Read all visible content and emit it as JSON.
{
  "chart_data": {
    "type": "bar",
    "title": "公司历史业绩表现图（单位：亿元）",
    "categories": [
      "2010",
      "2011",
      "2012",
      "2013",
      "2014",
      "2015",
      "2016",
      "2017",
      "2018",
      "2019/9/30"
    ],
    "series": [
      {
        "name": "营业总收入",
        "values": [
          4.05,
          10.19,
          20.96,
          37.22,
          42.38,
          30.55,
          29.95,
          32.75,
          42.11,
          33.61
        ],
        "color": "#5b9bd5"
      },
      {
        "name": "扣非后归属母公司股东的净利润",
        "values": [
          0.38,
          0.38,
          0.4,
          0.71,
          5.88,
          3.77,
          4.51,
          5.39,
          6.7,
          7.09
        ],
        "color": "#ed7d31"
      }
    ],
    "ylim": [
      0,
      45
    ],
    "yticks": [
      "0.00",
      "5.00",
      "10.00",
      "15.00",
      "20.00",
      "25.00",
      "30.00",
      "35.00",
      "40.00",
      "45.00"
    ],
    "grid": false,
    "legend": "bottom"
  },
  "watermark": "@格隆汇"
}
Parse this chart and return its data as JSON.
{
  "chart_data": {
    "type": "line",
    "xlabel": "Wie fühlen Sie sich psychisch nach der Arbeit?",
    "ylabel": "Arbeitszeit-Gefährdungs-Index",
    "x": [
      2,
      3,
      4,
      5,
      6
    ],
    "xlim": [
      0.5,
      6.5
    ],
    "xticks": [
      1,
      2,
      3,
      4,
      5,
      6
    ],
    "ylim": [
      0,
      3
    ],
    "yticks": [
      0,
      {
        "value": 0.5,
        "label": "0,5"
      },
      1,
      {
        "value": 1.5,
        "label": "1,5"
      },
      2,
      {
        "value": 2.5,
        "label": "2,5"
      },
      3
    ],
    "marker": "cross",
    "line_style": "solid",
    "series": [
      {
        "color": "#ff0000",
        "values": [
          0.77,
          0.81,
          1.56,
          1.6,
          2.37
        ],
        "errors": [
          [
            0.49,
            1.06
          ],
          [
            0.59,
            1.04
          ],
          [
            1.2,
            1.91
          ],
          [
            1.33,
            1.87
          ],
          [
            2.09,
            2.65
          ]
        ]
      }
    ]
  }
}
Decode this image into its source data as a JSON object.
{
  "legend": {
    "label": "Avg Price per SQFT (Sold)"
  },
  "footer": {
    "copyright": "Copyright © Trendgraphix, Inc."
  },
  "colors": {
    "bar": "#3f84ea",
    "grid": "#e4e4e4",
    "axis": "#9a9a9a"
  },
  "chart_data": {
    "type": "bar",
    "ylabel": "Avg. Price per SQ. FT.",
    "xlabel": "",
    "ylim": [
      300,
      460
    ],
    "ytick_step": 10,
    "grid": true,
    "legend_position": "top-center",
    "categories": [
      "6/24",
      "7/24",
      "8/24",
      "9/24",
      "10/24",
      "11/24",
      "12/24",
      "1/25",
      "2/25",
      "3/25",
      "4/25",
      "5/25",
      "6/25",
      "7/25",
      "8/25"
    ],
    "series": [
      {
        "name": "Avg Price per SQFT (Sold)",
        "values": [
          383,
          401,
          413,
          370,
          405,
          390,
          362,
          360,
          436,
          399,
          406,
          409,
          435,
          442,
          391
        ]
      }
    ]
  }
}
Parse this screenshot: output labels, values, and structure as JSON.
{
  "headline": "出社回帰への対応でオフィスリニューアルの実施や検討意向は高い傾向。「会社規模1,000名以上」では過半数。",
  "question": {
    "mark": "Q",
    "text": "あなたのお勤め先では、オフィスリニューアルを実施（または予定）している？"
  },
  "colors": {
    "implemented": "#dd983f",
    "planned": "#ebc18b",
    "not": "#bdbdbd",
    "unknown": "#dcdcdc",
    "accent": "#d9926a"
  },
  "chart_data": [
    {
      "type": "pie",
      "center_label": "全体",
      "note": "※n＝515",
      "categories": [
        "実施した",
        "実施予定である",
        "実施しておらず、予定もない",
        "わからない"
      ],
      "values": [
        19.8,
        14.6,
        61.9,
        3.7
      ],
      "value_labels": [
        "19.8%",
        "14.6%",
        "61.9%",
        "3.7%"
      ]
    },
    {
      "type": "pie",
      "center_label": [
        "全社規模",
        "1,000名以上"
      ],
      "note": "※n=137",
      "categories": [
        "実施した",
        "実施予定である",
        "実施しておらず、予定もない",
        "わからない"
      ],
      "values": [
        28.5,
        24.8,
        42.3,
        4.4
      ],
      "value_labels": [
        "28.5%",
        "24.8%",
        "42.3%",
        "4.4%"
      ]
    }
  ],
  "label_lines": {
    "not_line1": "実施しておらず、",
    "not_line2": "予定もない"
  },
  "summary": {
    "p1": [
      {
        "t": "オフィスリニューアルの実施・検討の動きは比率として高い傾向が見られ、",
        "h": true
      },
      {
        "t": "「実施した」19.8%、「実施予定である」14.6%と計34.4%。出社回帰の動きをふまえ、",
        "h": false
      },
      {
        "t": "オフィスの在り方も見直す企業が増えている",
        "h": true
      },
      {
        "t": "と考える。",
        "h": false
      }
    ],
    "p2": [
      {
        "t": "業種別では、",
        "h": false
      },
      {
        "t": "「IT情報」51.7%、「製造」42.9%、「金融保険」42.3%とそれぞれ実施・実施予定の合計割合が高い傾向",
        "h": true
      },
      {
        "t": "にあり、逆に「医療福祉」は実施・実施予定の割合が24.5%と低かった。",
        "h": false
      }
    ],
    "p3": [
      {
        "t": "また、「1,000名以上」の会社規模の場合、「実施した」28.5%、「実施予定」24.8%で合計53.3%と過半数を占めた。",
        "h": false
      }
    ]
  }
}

= What this task involves =
Reply with nothing but the number of lines that contain the word "name".

= Problem solution =
3